## START

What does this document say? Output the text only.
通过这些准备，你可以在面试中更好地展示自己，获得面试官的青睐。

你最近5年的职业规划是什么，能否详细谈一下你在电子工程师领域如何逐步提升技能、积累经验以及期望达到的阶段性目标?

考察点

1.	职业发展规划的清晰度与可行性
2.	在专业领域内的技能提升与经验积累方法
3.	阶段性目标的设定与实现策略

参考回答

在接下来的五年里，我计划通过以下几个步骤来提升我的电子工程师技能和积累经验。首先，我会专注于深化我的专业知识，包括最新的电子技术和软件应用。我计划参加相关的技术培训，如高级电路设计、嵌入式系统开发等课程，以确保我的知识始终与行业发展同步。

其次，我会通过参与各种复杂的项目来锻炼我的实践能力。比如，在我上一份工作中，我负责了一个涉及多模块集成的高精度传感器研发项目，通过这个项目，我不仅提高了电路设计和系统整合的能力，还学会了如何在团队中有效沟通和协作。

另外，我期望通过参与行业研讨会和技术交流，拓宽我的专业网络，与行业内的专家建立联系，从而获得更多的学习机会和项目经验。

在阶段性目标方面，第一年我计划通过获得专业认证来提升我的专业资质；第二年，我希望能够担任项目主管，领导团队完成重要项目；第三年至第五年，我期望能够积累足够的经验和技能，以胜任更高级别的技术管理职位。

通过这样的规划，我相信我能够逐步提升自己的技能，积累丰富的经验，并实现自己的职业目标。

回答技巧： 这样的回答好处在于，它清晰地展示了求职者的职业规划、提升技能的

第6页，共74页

## END
## START

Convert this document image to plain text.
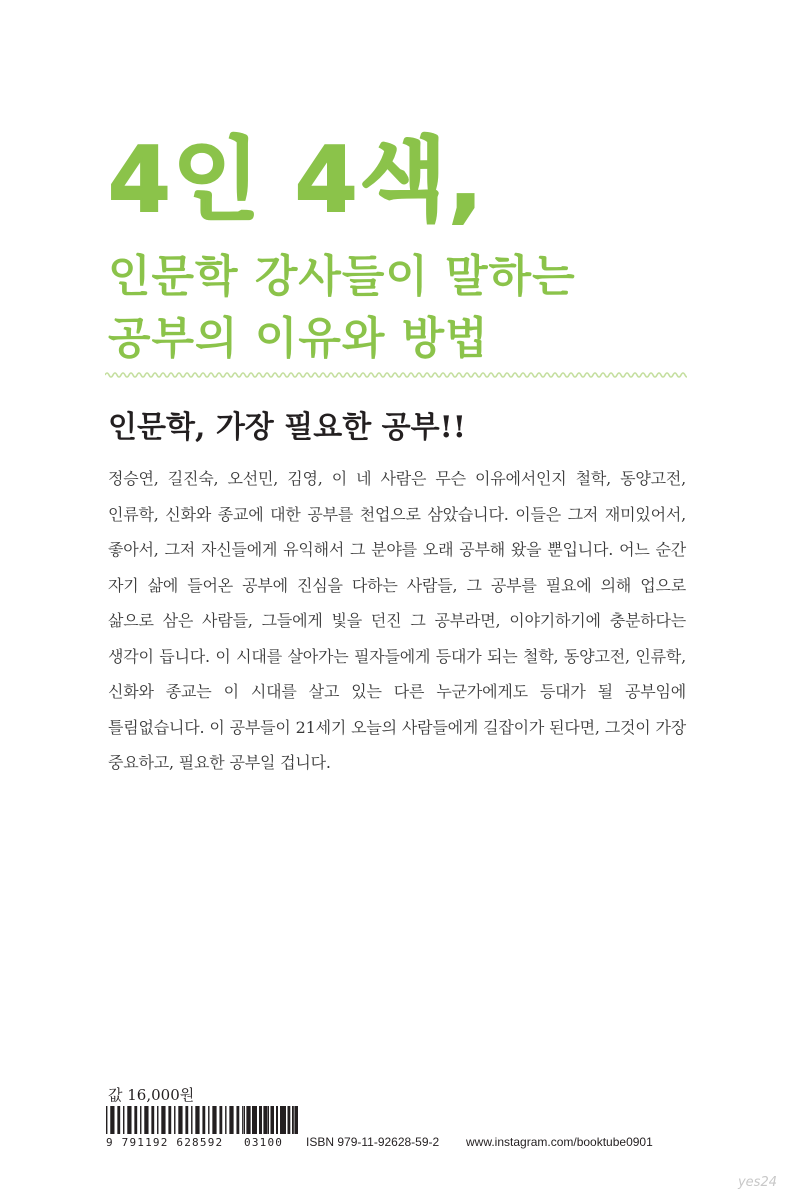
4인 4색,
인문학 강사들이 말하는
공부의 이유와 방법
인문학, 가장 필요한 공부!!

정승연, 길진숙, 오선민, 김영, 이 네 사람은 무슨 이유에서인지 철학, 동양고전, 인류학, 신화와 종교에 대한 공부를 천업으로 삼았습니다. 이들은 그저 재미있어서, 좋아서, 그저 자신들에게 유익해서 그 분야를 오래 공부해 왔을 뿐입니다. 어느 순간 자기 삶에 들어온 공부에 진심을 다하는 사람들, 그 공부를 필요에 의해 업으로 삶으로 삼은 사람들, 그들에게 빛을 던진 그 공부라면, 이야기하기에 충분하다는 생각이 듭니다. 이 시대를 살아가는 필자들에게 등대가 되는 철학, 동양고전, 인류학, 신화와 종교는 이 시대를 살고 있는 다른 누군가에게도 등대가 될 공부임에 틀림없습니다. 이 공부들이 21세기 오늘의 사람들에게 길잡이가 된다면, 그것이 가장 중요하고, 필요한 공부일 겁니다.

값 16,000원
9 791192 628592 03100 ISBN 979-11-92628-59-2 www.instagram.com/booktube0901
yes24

## END
## START

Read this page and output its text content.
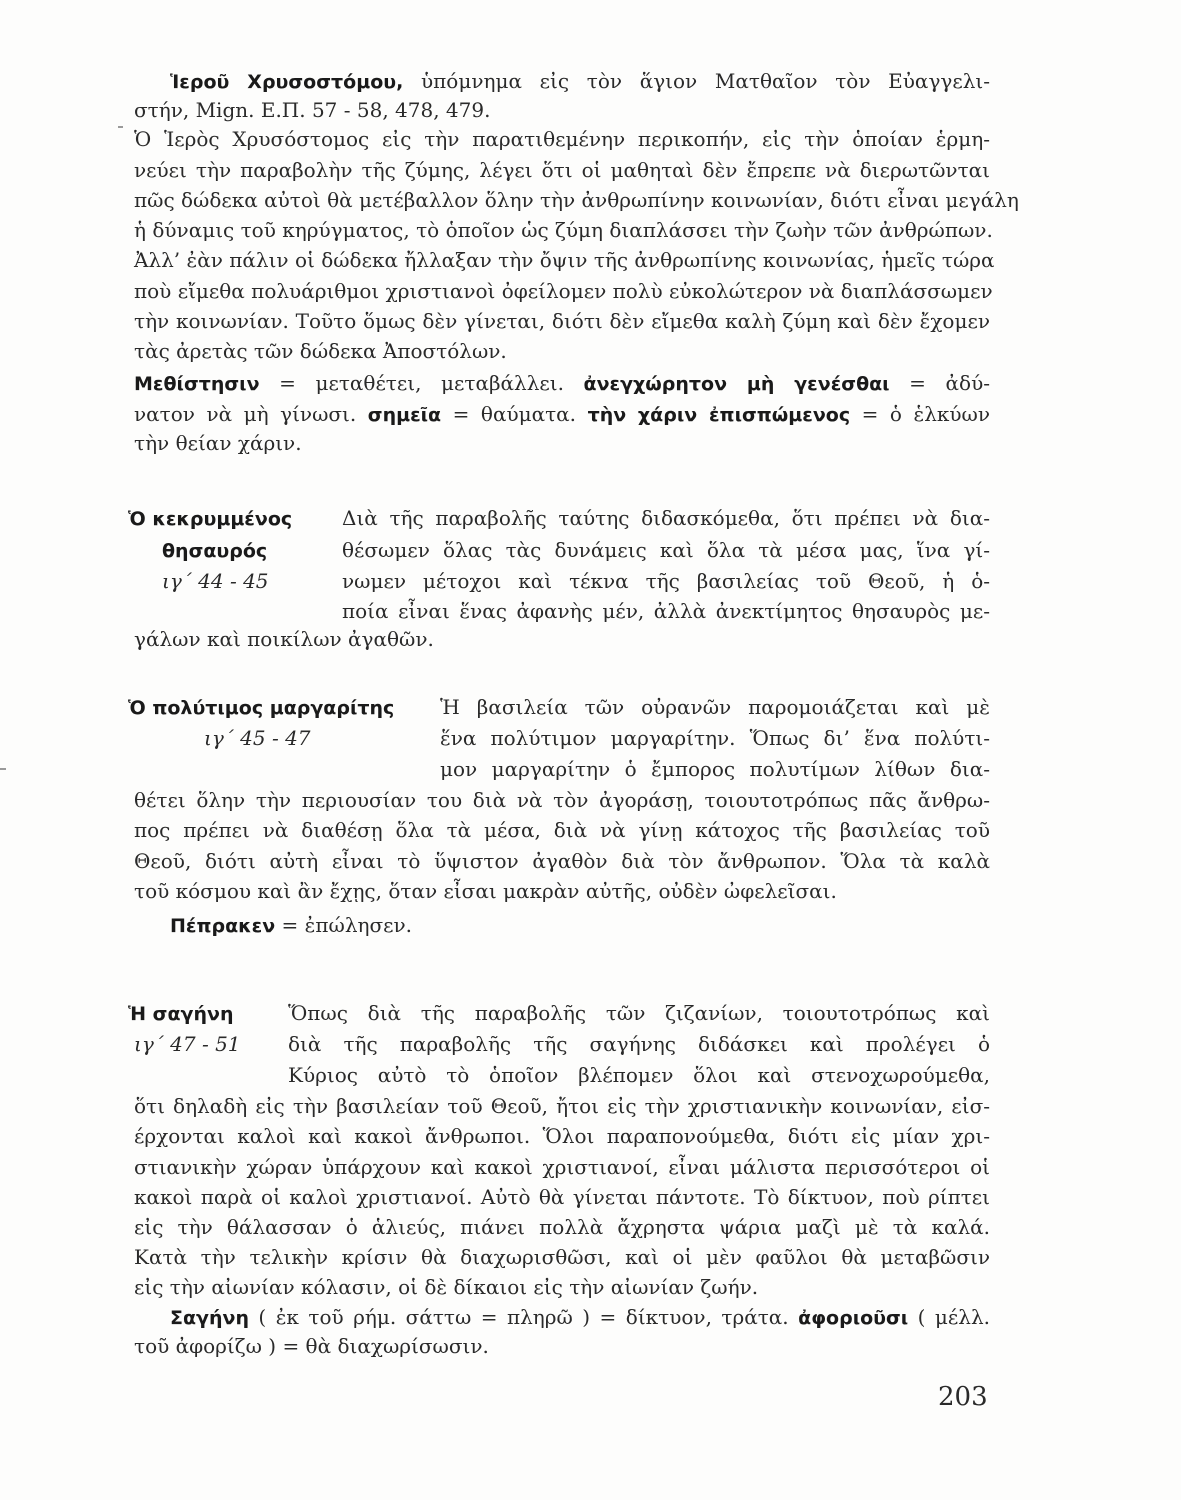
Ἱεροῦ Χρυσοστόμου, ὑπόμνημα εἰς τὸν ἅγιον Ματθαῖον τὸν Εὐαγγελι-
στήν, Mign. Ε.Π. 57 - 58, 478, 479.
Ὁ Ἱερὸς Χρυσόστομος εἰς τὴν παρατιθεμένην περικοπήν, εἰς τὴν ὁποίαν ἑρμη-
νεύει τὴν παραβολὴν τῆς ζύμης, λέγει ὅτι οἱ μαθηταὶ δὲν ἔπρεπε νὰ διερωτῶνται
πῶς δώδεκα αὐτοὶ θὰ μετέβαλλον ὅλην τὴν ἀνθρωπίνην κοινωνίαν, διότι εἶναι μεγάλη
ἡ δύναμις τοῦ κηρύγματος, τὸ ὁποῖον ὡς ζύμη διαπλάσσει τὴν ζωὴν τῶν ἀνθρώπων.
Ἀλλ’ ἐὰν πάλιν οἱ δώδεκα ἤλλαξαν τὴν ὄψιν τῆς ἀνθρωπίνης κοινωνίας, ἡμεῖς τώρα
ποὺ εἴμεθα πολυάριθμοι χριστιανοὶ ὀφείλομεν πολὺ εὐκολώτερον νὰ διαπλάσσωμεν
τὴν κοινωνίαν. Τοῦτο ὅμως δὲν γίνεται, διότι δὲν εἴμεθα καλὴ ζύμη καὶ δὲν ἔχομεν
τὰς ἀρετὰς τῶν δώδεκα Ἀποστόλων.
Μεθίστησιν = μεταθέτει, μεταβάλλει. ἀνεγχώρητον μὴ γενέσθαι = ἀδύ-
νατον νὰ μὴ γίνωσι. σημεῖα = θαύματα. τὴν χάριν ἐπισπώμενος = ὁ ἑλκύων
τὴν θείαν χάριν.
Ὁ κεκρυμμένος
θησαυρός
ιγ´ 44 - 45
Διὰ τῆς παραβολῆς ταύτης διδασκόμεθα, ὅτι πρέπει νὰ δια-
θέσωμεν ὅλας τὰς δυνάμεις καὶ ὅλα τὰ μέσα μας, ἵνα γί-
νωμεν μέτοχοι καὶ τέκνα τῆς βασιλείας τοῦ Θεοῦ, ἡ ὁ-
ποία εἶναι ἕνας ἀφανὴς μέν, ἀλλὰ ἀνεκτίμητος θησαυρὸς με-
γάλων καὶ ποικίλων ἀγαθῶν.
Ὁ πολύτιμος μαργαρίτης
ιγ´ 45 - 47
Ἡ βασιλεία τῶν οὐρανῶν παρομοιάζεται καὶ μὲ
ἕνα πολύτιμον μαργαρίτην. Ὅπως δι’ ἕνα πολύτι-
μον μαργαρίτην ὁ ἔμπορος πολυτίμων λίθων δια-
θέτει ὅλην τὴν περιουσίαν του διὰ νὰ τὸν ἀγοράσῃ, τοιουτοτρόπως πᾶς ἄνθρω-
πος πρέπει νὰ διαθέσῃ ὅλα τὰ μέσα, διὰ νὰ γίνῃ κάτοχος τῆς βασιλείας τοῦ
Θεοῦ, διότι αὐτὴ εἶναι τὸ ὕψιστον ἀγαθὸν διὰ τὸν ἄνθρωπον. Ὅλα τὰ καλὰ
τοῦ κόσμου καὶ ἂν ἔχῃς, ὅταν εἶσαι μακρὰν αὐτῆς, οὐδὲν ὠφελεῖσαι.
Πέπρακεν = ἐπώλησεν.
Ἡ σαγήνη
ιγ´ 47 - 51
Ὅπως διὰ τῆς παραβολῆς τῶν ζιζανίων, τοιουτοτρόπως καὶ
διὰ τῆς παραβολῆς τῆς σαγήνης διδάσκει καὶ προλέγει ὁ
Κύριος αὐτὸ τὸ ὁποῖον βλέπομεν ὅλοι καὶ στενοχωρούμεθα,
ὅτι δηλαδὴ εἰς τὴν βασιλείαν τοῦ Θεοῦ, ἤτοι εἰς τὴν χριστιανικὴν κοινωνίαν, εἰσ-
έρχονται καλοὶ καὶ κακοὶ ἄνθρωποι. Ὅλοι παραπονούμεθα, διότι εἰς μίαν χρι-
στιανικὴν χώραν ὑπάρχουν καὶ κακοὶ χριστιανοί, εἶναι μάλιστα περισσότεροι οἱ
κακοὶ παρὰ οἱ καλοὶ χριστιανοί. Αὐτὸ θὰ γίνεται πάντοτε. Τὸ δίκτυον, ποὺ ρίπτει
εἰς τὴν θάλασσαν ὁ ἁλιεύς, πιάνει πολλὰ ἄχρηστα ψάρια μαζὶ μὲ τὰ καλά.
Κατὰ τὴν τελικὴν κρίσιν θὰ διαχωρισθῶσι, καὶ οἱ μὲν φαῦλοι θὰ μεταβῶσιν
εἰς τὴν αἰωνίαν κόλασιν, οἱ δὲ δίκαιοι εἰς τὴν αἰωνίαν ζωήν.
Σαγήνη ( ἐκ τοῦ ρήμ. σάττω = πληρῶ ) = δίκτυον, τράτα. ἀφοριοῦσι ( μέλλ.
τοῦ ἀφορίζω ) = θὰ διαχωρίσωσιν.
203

## END

• [Task details]
Go through the preceding material and copy each line that has the word "γίνεται".

• [Solution below]
τὴν κοινωνίαν. Τοῦτο ὅμως δὲν γίνεται, διότι δὲν εἴμεθα καλὴ ζύμη καὶ δὲν ἔχομεν
κακοὶ παρὰ οἱ καλοὶ χριστιανοί. Αὐτὸ θὰ γίνεται πάντοτε. Τὸ δίκτυον, ποὺ ρίπτει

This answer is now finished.